WHAT THE TASK REQUIRES → Your reply should be a single number: how many lines contain the string "бюджетным".

* Begin RECORDS SUPPLIED *

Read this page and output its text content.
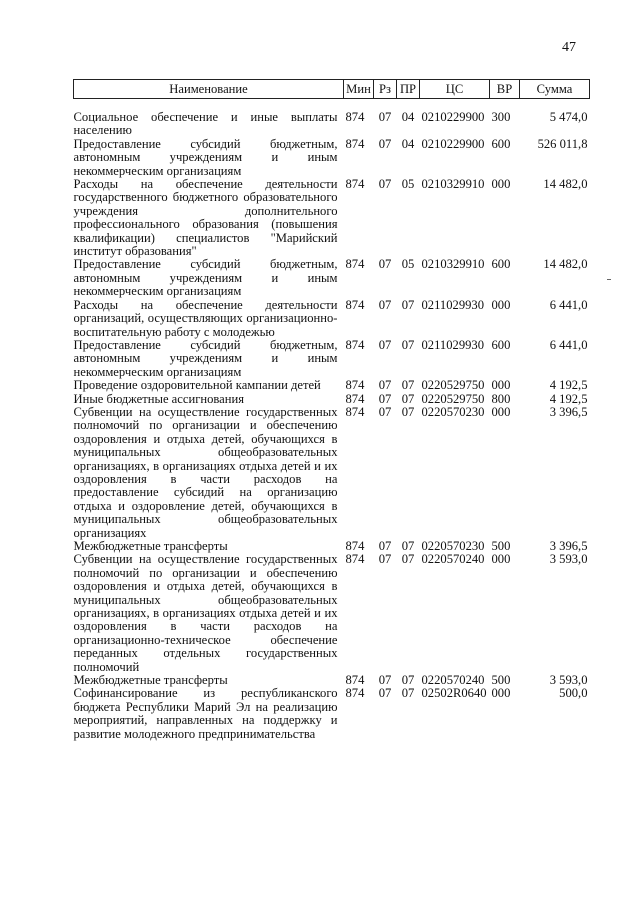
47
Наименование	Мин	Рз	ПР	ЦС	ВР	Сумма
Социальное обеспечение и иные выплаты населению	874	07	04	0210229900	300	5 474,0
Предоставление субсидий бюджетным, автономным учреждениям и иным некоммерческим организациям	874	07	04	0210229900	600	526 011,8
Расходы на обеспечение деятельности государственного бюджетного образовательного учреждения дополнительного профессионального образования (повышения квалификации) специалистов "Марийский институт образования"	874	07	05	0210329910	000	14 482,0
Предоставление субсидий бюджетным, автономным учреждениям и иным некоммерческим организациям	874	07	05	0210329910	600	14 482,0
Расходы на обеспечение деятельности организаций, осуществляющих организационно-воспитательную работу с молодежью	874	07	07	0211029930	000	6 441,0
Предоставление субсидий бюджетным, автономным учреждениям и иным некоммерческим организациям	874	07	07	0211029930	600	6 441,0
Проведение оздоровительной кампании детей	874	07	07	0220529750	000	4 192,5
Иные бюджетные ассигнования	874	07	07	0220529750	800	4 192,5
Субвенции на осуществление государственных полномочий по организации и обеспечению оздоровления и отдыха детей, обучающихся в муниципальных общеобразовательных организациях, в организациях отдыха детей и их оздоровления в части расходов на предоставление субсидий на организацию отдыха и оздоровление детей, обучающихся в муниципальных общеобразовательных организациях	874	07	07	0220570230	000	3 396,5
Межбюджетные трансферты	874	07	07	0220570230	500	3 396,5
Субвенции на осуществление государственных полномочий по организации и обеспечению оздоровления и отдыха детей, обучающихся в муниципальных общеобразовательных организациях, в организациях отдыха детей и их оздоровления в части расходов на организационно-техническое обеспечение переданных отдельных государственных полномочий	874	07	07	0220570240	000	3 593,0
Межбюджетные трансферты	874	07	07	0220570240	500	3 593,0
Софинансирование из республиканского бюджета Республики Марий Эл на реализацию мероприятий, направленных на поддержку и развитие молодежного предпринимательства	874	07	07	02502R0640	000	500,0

* End RECORDS SUPPLIED *
* Begin RECORDS SUPPLIED *

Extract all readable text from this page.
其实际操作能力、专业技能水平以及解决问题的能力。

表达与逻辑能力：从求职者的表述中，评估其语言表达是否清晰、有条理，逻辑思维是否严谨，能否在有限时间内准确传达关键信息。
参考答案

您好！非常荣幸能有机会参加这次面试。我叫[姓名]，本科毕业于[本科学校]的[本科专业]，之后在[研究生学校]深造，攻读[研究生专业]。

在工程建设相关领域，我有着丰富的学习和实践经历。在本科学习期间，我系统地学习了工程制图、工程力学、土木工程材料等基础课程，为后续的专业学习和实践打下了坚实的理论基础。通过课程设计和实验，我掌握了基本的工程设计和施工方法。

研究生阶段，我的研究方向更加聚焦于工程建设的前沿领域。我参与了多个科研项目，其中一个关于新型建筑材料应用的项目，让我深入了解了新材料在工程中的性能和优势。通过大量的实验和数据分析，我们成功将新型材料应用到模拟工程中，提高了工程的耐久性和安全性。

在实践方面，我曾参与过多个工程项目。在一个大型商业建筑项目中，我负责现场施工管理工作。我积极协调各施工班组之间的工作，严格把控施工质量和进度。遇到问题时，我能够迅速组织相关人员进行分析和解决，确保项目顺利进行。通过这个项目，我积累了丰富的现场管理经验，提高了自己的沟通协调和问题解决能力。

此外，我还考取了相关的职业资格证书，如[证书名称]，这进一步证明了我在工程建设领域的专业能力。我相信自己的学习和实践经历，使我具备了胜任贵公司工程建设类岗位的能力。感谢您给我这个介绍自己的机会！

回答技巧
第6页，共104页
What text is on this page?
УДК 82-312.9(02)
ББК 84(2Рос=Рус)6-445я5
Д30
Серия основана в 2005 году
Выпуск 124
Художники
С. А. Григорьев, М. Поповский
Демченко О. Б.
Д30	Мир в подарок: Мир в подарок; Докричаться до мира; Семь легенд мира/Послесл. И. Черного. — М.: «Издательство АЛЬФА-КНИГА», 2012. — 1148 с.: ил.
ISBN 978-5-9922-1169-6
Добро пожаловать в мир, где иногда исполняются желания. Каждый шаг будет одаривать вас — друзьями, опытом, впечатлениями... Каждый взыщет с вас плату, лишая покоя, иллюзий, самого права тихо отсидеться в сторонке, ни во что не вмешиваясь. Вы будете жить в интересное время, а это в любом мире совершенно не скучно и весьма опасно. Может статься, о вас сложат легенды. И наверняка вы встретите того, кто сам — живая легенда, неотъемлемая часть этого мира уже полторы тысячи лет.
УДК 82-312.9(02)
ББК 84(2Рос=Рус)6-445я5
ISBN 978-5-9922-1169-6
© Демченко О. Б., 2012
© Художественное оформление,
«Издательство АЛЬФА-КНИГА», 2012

* End RECORDS SUPPLIED *

WRITTEN ANSWER → 3